* Start Input rows *

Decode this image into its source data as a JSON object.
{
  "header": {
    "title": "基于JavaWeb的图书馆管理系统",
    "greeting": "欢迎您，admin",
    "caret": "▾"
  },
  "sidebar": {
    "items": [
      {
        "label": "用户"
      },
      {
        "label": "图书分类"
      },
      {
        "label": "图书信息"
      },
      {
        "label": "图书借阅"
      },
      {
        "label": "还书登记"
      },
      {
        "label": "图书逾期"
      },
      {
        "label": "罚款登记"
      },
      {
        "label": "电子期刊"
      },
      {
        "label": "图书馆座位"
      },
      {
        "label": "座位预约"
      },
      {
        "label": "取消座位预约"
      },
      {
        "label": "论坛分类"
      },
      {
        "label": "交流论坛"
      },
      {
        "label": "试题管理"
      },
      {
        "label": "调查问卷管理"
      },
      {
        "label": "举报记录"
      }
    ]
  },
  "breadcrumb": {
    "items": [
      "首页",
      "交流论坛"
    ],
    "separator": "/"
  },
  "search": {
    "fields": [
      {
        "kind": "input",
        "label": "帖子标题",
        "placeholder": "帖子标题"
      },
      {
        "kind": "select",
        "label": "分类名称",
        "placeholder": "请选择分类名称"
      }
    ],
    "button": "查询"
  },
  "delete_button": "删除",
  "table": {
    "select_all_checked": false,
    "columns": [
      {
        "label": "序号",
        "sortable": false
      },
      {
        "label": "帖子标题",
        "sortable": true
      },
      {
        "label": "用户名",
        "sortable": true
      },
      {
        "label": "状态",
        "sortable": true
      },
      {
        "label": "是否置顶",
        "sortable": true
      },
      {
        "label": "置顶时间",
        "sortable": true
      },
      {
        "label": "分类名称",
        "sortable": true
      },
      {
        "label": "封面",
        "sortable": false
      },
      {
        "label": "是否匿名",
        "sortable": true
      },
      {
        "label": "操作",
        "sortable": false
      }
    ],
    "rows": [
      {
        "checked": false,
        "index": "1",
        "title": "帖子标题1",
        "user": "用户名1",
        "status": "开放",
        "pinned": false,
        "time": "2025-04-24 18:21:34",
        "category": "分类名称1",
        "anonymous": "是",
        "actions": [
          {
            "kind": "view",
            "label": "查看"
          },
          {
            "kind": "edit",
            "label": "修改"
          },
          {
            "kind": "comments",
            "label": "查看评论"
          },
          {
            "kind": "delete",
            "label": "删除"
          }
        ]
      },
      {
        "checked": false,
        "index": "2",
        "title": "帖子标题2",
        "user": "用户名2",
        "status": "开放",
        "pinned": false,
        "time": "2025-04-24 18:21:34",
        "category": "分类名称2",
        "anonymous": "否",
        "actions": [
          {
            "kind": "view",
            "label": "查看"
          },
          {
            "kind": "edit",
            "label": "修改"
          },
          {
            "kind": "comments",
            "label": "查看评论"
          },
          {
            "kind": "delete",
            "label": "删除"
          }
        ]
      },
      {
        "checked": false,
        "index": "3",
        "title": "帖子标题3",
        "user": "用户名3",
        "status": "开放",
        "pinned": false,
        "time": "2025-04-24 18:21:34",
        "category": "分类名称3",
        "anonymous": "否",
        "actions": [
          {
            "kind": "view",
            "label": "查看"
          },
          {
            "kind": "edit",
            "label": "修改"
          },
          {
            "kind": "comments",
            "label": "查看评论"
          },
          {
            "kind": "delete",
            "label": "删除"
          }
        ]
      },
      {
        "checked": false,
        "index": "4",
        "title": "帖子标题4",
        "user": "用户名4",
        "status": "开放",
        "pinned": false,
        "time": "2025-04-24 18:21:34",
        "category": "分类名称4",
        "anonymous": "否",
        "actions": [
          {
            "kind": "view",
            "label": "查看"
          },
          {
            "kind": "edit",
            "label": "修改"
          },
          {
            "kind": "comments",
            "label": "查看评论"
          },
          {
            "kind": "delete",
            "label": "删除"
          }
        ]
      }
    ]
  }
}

* End Input rows *

**What to work on:** Can you reproduce all the material exactly?

**Problem solution:**
Decode this image into its source data as a JSON object.
{
  "header": {
    "title": "基于JavaWeb的图书馆管理系统",
    "greeting": "欢迎您，admin",
    "caret": "▾"
  },
  "sidebar": {
    "items": [
      {
        "label": "用户"
      },
      {
        "label": "图书分类"
      },
      {
        "label": "图书信息"
      },
      {
        "label": "图书借阅"
      },
      {
        "label": "还书登记"
      },
      {
        "label": "图书逾期"
      },
      {
        "label": "罚款登记"
      },
      {
        "label": "电子期刊"
      },
      {
        "label": "图书馆座位"
      },
      {
        "label": "座位预约"
      },
      {
        "label": "取消座位预约"
      },
      {
        "label": "论坛分类"
      },
      {
        "label": "交流论坛"
      },
      {
        "label": "试题管理"
      },
      {
        "label": "调查问卷管理"
      },
      {
        "label": "举报记录"
      }
    ]
  },
  "breadcrumb": {
    "items": [
      "首页",
      "交流论坛"
    ],
    "separator": "/"
  },
  "search": {
    "fields": [
      {
        "kind": "input",
        "label": "帖子标题",
        "placeholder": "帖子标题"
      },
      {
        "kind": "select",
        "label": "分类名称",
        "placeholder": "请选择分类名称"
      }
    ],
    "button": "查询"
  },
  "delete_button": "删除",
  "table": {
    "select_all_checked": false,
    "columns": [
      {
        "label": "序号",
        "sortable": false
      },
      {
        "label": "帖子标题",
        "sortable": true
      },
      {
        "label": "用户名",
        "sortable": true
      },
      {
        "label": "状态",
        "sortable": true
      },
      {
        "label": "是否置顶",
        "sortable": true
      },
      {
        "label": "置顶时间",
        "sortable": true
      },
      {
        "label": "分类名称",
        "sortable": true
      },
      {
        "label": "封面",
        "sortable": false
      },
      {
        "label": "是否匿名",
        "sortable": true
      },
      {
        "label": "操作",
        "sortable": false
      }
    ],
    "rows": [
      {
        "checked": false,
        "index": "1",
        "title": "帖子标题1",
        "user": "用户名1",
        "status": "开放",
        "pinned": false,
        "time": "2025-04-24 18:21:34",
        "category": "分类名称1",
        "anonymous": "是",
        "actions": [
          {
            "kind": "view",
            "label": "查看"
          },
          {
            "kind": "edit",
            "label": "修改"
          },
          {
            "kind": "comments",
            "label": "查看评论"
          },
          {
            "kind": "delete",
            "label": "删除"
          }
        ]
      },
      {
        "checked": false,
        "index": "2",
        "title": "帖子标题2",
        "user": "用户名2",
        "status": "开放",
        "pinned": false,
        "time": "2025-04-24 18:21:34",
        "category": "分类名称2",
        "anonymous": "否",
        "actions": [
          {
            "kind": "view",
            "label": "查看"
          },
          {
            "kind": "edit",
            "label": "修改"
          },
          {
            "kind": "comments",
            "label": "查看评论"
          },
          {
            "kind": "delete",
            "label": "删除"
          }
        ]
      },
      {
        "checked": false,
        "index": "3",
        "title": "帖子标题3",
        "user": "用户名3",
        "status": "开放",
        "pinned": false,
        "time": "2025-04-24 18:21:34",
        "category": "分类名称3",
        "anonymous": "否",
        "actions": [
          {
            "kind": "view",
            "label": "查看"
          },
          {
            "kind": "edit",
            "label": "修改"
          },
          {
            "kind": "comments",
            "label": "查看评论"
          },
          {
            "kind": "delete",
            "label": "删除"
          }
        ]
      },
      {
        "checked": false,
        "index": "4",
        "title": "帖子标题4",
        "user": "用户名4",
        "status": "开放",
        "pinned": false,
        "time": "2025-04-24 18:21:34",
        "category": "分类名称4",
        "anonymous": "否",
        "actions": [
          {
            "kind": "view",
            "label": "查看"
          },
          {
            "kind": "edit",
            "label": "修改"
          },
          {
            "kind": "comments",
            "label": "查看评论"
          },
          {
            "kind": "delete",
            "label": "删除"
          }
        ]
      }
    ]
  }
}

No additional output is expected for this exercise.